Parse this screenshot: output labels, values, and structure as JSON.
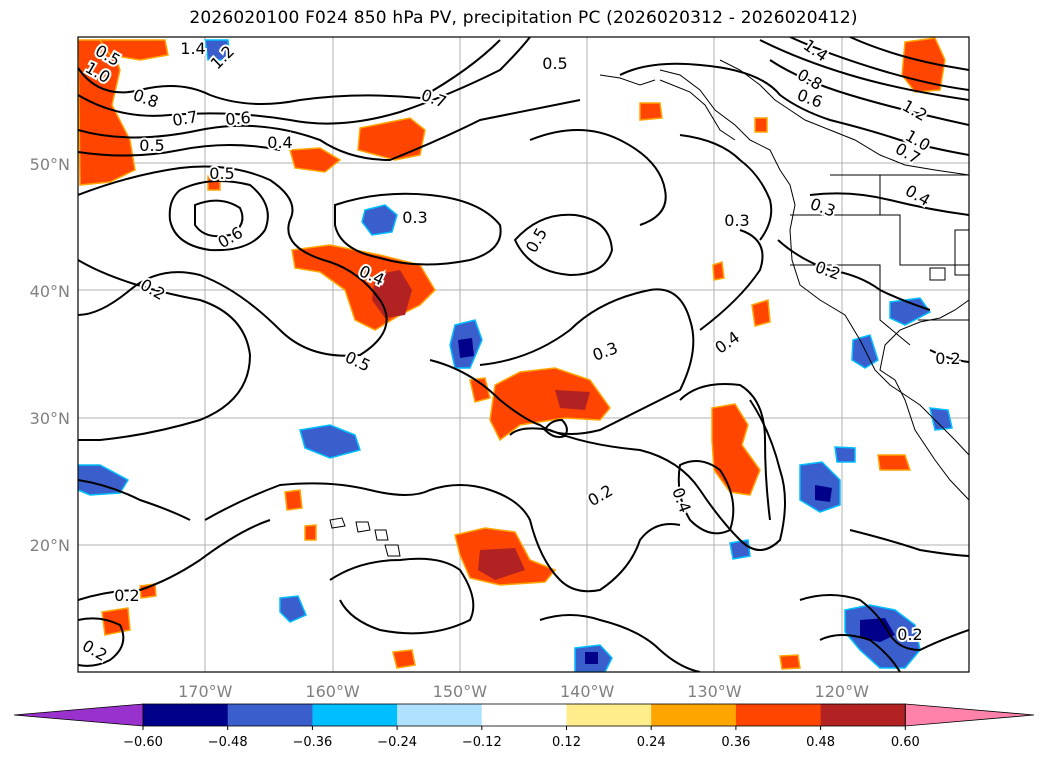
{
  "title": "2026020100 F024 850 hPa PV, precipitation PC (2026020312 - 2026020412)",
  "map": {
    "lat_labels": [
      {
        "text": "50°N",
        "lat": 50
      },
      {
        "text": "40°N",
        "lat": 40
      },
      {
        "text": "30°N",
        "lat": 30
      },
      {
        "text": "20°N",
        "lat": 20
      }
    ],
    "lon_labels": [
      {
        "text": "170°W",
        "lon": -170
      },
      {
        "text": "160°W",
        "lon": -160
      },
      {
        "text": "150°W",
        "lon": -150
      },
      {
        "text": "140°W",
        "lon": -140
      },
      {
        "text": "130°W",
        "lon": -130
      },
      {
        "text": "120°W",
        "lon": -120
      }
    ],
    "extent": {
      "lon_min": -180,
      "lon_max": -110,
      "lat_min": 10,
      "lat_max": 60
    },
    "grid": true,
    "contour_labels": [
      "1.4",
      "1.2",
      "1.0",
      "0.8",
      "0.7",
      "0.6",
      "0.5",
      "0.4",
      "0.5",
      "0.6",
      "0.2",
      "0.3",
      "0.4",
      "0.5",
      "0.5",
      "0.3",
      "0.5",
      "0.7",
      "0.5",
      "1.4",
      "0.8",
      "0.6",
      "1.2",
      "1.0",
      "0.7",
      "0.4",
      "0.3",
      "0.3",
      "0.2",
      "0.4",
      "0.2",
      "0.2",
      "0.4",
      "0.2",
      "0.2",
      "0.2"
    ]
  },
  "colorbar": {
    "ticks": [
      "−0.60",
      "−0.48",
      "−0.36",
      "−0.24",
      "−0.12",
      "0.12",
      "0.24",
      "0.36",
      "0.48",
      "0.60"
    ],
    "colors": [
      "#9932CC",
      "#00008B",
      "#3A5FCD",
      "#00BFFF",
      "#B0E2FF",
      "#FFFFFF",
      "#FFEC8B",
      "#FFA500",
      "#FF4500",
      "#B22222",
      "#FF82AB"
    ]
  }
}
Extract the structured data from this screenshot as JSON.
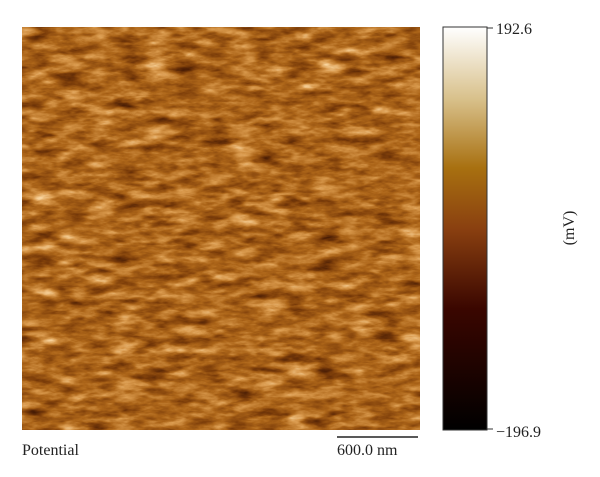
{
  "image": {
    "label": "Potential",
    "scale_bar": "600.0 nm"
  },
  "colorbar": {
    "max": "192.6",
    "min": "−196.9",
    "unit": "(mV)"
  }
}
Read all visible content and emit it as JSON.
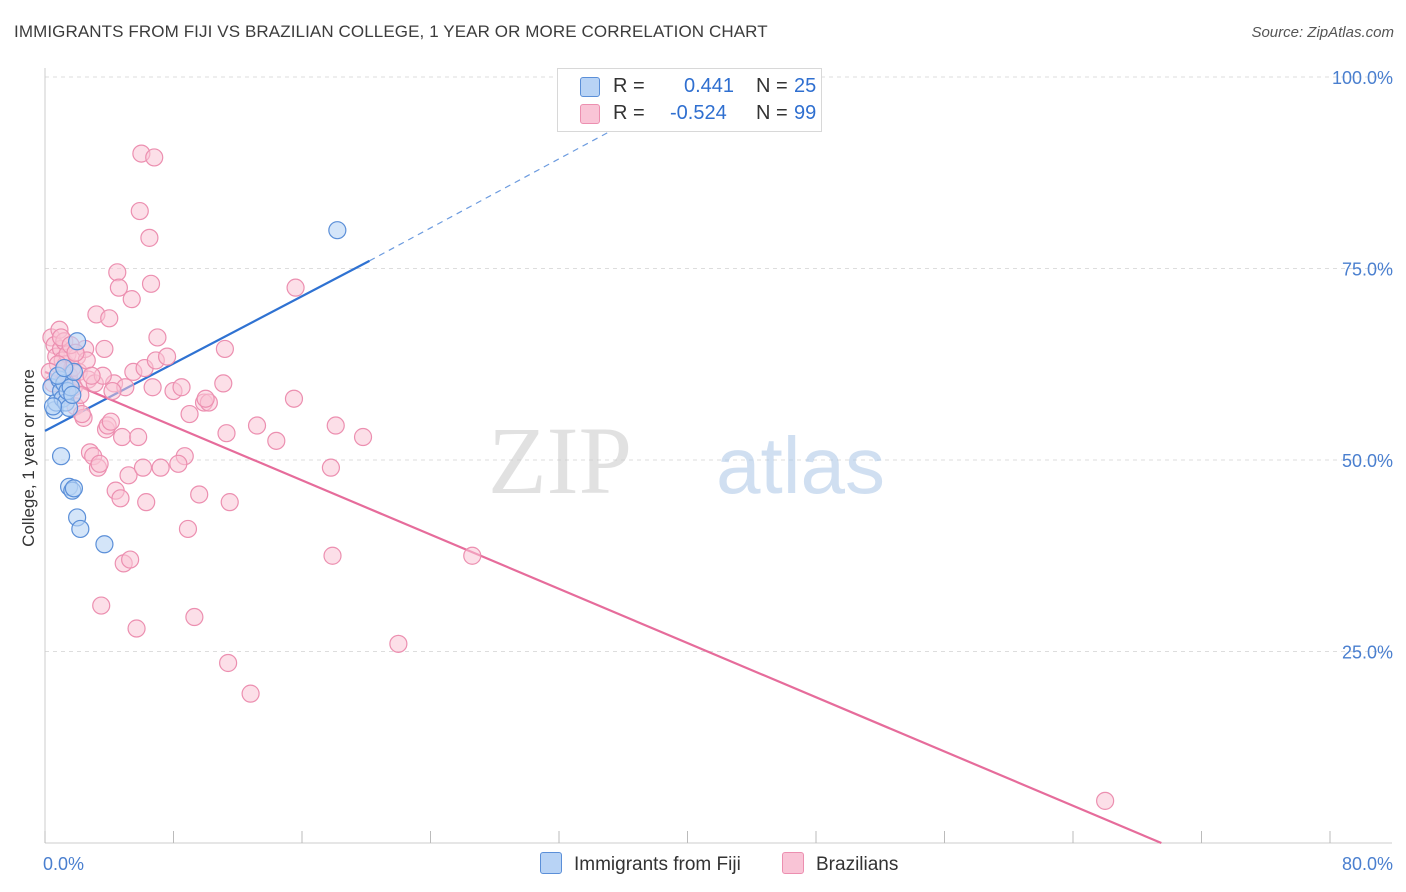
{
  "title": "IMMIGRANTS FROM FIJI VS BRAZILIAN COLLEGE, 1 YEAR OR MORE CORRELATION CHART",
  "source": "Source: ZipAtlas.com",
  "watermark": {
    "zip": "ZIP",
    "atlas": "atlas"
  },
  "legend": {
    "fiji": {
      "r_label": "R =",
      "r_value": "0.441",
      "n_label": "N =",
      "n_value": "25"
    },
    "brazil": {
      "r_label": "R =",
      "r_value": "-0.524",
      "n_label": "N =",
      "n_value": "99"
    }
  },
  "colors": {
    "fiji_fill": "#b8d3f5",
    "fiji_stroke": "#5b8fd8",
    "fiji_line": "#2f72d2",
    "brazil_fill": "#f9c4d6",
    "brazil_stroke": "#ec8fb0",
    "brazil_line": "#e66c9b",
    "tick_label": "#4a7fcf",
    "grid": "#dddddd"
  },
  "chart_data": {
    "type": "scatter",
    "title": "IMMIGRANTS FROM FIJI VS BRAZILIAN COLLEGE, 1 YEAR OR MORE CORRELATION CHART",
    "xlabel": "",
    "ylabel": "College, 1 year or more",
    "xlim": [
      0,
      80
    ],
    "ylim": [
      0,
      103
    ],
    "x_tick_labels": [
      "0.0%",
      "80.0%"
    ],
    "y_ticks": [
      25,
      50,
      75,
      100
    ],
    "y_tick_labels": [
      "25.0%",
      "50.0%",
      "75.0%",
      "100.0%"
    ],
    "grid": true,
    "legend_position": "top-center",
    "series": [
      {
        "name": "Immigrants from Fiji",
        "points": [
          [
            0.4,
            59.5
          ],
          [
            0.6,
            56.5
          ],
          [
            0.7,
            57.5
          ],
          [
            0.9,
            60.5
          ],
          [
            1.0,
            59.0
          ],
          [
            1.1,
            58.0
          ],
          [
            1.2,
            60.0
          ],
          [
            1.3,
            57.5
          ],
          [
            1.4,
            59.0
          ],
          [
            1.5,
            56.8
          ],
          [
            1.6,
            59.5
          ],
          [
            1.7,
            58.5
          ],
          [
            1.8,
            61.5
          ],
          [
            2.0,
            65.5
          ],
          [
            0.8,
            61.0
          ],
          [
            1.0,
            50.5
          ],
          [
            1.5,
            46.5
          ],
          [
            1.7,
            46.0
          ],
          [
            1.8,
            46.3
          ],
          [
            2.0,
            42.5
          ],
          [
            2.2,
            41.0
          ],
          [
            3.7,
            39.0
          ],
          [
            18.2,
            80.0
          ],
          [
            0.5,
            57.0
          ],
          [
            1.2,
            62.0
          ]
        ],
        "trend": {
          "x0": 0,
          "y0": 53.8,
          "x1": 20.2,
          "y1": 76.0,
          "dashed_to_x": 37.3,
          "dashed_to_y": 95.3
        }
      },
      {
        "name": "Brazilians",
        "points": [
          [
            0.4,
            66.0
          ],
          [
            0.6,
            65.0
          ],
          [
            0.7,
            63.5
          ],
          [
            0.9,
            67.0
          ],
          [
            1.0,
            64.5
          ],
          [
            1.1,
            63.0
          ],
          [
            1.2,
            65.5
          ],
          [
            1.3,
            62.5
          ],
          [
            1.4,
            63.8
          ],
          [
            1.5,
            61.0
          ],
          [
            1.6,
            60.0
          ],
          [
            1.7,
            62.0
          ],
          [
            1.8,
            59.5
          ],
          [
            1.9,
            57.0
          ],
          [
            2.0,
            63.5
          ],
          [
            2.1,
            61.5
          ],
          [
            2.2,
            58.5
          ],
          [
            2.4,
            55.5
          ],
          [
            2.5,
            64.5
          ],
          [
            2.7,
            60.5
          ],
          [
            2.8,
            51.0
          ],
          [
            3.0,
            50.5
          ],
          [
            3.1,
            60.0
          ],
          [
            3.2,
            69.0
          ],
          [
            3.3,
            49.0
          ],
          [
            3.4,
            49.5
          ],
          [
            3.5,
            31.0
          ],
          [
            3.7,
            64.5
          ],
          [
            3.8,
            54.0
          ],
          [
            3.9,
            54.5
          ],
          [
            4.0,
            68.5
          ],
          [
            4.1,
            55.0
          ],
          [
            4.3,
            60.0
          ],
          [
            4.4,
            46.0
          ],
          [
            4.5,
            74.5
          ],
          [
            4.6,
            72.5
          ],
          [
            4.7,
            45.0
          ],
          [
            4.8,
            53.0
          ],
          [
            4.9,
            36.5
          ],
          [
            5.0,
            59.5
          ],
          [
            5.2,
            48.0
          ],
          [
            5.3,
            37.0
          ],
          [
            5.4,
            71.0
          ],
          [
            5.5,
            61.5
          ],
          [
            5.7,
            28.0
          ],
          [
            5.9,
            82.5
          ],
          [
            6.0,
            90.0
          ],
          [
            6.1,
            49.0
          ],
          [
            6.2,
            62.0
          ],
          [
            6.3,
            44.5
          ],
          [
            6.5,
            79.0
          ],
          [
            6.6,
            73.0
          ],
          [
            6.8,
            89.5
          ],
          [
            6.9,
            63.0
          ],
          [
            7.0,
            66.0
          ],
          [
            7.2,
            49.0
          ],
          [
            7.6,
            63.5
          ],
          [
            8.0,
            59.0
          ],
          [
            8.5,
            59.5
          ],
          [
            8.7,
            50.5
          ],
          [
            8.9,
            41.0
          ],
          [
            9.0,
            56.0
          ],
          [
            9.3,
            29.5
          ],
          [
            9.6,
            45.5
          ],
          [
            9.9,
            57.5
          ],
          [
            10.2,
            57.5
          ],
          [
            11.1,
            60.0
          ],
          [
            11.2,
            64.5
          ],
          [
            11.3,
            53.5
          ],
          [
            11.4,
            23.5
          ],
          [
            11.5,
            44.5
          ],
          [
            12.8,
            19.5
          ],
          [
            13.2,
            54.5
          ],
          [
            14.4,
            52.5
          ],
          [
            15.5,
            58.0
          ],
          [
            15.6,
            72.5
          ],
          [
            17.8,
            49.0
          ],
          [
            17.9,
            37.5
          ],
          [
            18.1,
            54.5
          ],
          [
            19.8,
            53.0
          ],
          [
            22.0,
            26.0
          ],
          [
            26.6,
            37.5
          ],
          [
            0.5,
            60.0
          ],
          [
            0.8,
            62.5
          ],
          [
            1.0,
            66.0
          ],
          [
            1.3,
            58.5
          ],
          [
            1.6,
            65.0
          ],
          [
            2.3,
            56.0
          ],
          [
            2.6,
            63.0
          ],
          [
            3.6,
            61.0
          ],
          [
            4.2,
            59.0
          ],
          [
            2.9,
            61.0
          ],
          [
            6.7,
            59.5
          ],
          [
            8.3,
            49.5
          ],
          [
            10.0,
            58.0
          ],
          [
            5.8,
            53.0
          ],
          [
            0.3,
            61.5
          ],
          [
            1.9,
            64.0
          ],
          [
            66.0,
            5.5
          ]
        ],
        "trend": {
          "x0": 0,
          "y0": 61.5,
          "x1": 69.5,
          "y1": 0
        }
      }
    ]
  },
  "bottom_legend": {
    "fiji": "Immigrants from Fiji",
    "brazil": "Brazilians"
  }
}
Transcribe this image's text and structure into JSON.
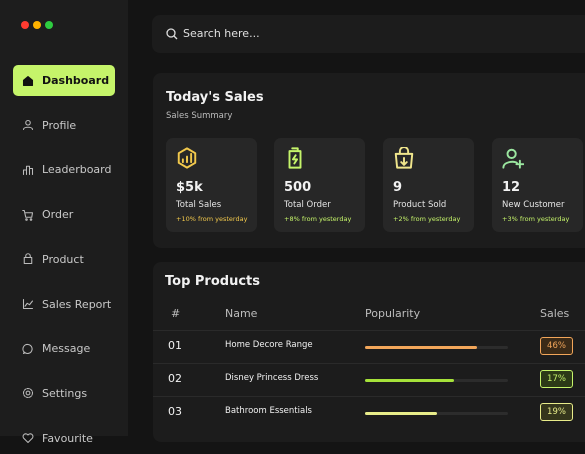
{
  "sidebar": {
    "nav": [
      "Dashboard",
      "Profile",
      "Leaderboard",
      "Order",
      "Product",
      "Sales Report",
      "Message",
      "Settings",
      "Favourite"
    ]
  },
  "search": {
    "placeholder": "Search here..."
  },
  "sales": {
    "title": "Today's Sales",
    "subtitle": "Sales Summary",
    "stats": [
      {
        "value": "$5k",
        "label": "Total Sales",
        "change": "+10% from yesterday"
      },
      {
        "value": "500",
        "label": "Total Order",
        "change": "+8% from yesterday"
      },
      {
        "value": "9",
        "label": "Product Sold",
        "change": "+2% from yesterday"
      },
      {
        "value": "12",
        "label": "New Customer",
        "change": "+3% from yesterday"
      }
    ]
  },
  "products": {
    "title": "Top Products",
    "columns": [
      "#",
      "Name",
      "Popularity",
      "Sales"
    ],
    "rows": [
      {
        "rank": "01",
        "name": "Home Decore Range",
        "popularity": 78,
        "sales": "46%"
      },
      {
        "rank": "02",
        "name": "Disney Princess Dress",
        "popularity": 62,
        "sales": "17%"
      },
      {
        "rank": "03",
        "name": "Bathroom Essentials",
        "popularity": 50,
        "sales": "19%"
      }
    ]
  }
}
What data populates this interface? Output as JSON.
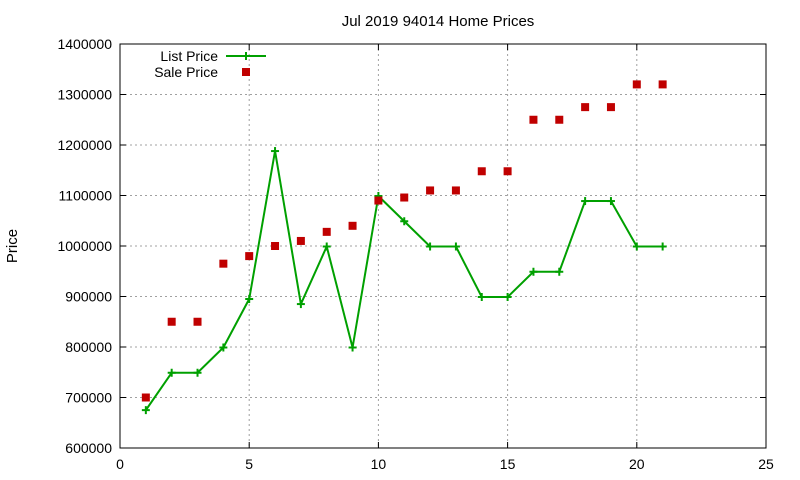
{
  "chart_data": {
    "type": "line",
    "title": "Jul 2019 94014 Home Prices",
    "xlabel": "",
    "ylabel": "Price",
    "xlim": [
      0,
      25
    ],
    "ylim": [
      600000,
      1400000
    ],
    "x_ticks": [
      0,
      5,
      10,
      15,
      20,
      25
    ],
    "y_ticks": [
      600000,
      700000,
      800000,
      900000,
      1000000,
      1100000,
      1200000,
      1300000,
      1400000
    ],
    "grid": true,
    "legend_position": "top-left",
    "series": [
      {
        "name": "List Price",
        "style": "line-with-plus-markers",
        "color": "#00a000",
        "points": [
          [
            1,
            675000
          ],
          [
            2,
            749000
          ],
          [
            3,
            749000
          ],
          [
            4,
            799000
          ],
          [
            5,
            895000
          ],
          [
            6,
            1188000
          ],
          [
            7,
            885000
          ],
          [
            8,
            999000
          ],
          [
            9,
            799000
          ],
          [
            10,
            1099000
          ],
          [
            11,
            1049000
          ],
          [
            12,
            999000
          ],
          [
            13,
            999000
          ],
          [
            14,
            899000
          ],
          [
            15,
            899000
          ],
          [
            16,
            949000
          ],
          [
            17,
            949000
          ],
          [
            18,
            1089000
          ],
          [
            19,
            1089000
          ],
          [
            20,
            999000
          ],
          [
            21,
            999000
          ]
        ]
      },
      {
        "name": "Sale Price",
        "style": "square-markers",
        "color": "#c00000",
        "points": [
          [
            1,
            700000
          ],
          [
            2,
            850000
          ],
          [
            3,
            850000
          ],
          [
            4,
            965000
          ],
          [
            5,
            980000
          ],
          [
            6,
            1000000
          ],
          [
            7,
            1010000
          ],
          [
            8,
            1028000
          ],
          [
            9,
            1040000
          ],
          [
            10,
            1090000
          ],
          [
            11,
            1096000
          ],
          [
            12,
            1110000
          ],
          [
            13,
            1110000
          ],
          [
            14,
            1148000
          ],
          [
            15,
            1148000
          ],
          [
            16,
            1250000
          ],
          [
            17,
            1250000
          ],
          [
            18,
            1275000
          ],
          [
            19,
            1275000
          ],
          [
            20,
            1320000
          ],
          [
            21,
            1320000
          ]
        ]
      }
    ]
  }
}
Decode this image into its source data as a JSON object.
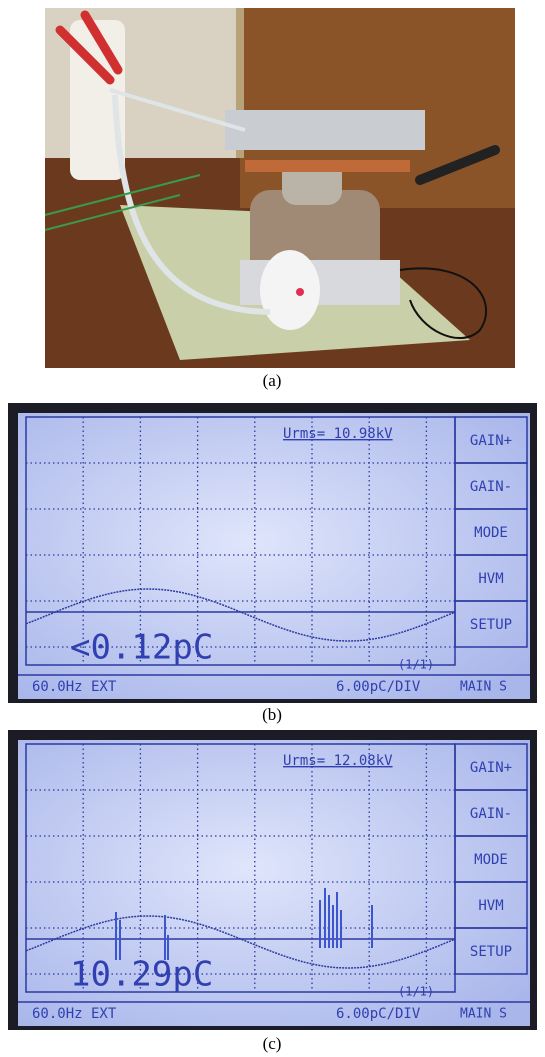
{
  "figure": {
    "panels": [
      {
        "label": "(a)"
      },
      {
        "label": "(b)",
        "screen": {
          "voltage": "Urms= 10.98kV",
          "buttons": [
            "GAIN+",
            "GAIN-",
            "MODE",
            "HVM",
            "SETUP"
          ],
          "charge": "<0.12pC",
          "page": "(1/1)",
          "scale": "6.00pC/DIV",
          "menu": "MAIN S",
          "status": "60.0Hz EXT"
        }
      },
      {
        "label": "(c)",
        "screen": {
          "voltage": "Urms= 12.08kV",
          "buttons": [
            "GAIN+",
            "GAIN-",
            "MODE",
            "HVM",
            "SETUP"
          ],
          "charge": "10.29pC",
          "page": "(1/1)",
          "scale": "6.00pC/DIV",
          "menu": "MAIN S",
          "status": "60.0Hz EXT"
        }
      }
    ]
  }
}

(Job)
Extract the run of lines beginning with the line that holds "Decode this image" and ending at the last line of the data, inclusive. Exclude any pictures from the copy.

(Answer to this problem)
Decode this image into its source data as a JSON object.
{
  "figure": {
    "panels": [
      {
        "label": "(a)"
      },
      {
        "label": "(b)",
        "screen": {
          "voltage": "Urms= 10.98kV",
          "buttons": [
            "GAIN+",
            "GAIN-",
            "MODE",
            "HVM",
            "SETUP"
          ],
          "charge": "<0.12pC",
          "page": "(1/1)",
          "scale": "6.00pC/DIV",
          "menu": "MAIN S",
          "status": "60.0Hz EXT"
        }
      },
      {
        "label": "(c)",
        "screen": {
          "voltage": "Urms= 12.08kV",
          "buttons": [
            "GAIN+",
            "GAIN-",
            "MODE",
            "HVM",
            "SETUP"
          ],
          "charge": "10.29pC",
          "page": "(1/1)",
          "scale": "6.00pC/DIV",
          "menu": "MAIN S",
          "status": "60.0Hz EXT"
        }
      }
    ]
  }
}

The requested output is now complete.